Dataset rows about figures
--- start ---
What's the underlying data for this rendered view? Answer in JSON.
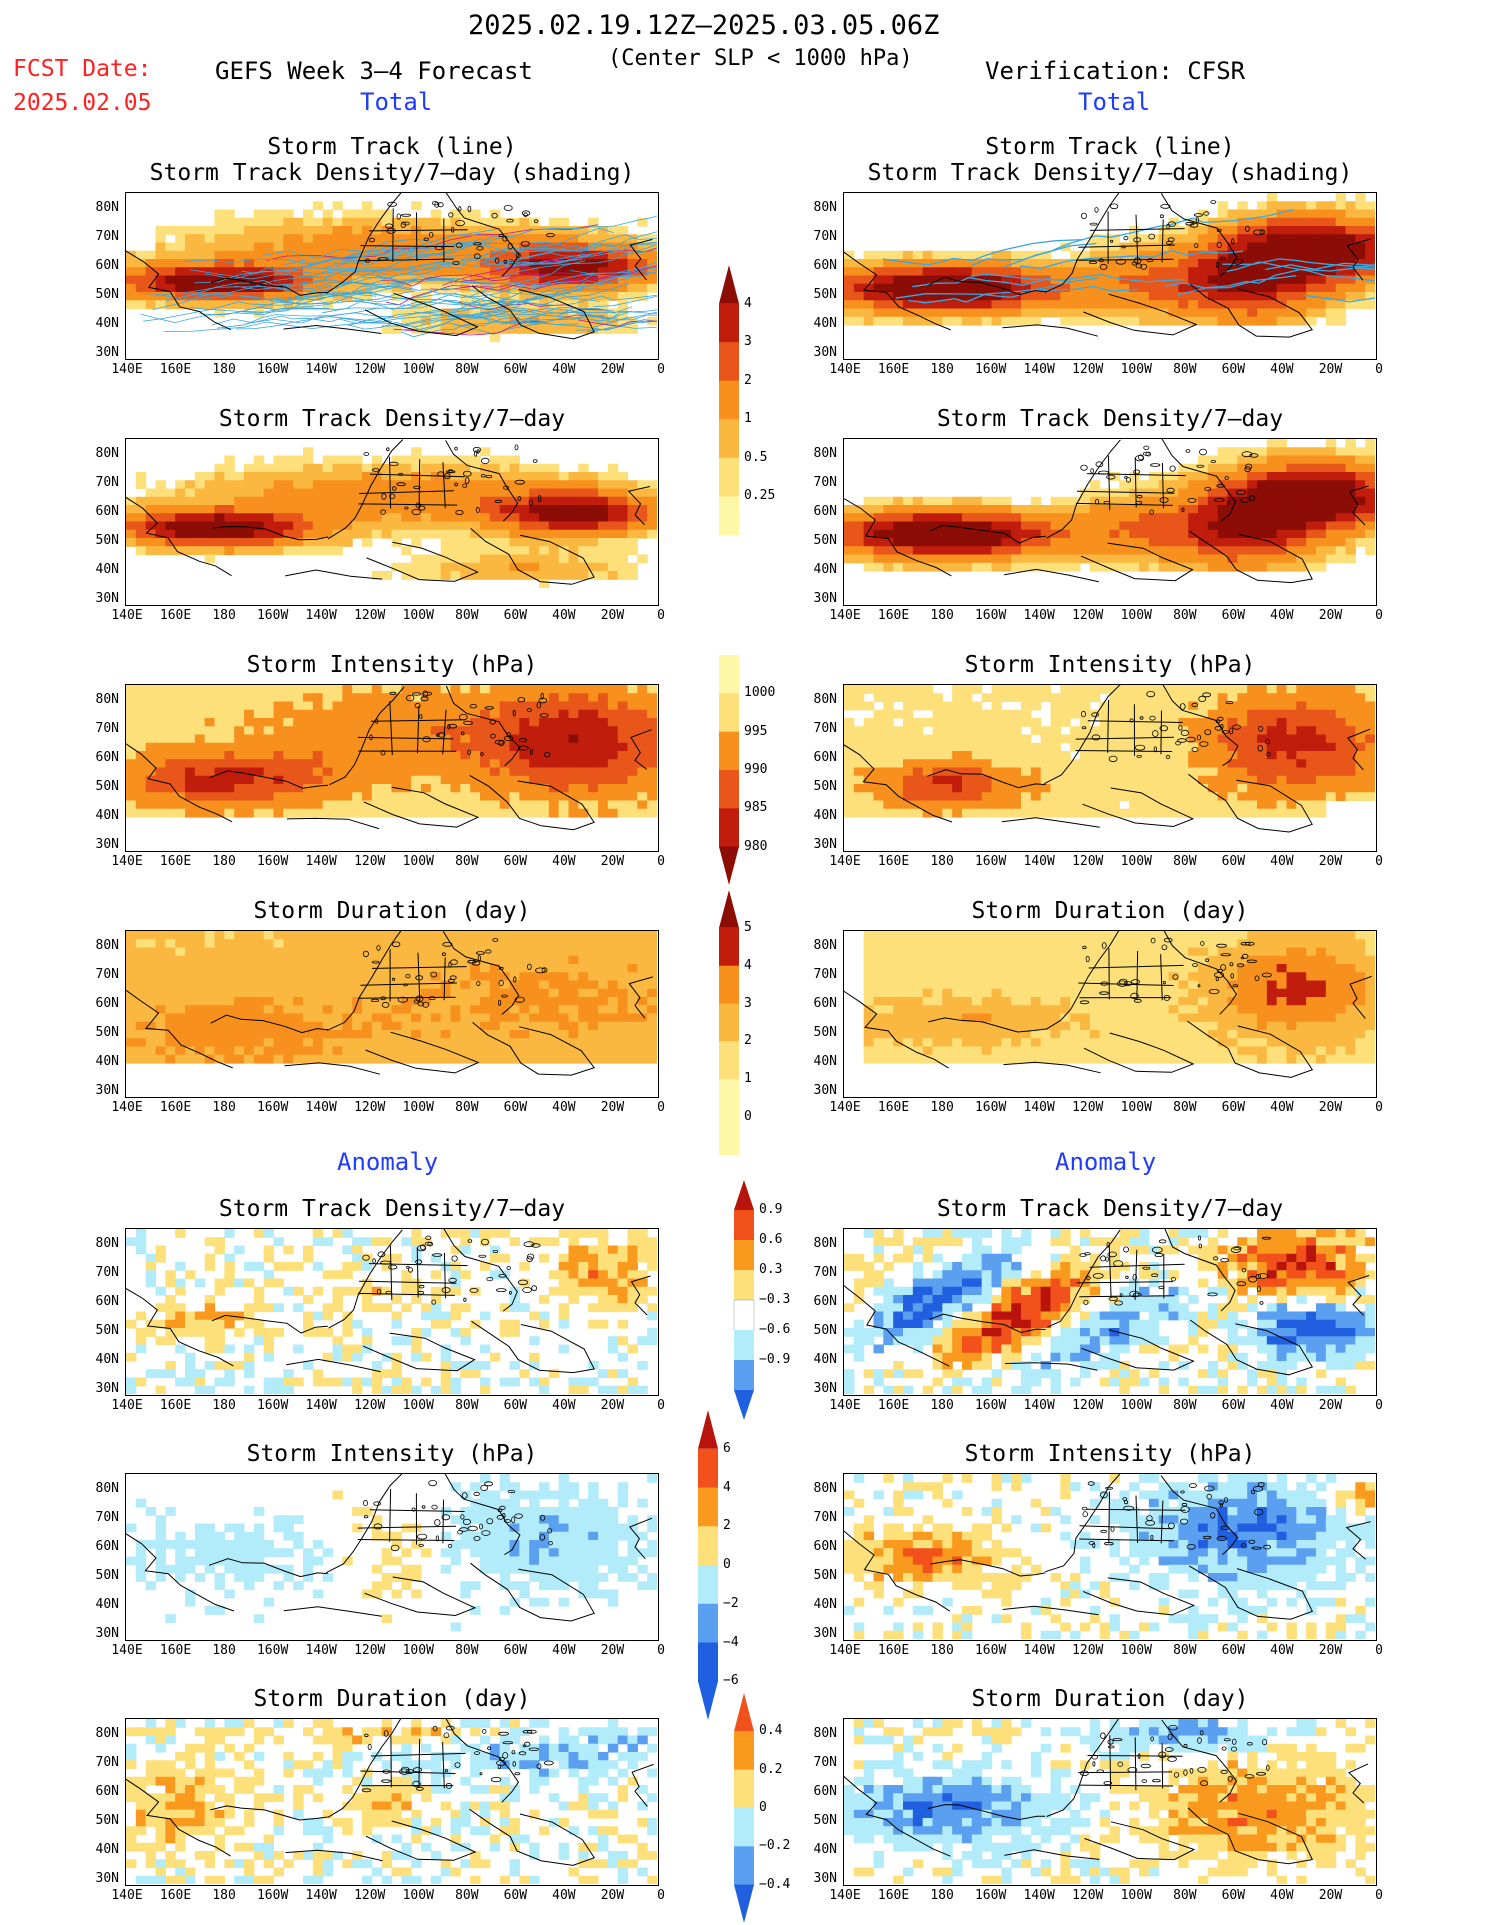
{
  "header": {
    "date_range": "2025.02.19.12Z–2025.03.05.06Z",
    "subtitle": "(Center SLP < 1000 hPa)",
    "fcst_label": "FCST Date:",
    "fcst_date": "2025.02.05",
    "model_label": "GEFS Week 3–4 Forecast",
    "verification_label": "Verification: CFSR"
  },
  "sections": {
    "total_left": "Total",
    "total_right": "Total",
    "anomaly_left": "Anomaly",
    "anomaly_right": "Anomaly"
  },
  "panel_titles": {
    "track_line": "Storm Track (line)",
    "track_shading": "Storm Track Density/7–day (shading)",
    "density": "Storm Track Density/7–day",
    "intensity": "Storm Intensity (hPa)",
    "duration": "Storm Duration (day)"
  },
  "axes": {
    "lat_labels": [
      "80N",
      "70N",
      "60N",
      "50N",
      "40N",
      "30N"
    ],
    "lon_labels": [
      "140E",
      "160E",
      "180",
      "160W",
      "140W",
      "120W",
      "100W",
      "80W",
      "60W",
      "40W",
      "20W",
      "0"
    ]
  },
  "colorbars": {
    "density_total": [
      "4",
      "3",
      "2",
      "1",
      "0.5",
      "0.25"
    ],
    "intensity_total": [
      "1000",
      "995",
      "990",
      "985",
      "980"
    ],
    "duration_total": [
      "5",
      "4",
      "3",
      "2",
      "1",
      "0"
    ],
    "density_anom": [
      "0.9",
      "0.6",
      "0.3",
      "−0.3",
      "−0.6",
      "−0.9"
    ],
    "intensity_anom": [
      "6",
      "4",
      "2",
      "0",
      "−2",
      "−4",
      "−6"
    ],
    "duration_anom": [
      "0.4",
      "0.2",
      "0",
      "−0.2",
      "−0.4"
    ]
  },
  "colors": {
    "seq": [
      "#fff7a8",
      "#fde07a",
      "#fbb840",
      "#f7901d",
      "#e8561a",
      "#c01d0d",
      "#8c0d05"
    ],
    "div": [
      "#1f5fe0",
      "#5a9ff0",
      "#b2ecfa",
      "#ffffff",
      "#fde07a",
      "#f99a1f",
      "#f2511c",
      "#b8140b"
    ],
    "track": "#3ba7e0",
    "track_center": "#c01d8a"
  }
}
--- end ---
◆ Required task ◆
Pull out every line of the entries that includes the word "Storm".

◆ Correct result ◆
    "track_line": "Storm Track (line)",
    "track_shading": "Storm Track Density/7–day (shading)",
    "density": "Storm Track Density/7–day",
    "intensity": "Storm Intensity (hPa)",
    "duration": "Storm Duration (day)"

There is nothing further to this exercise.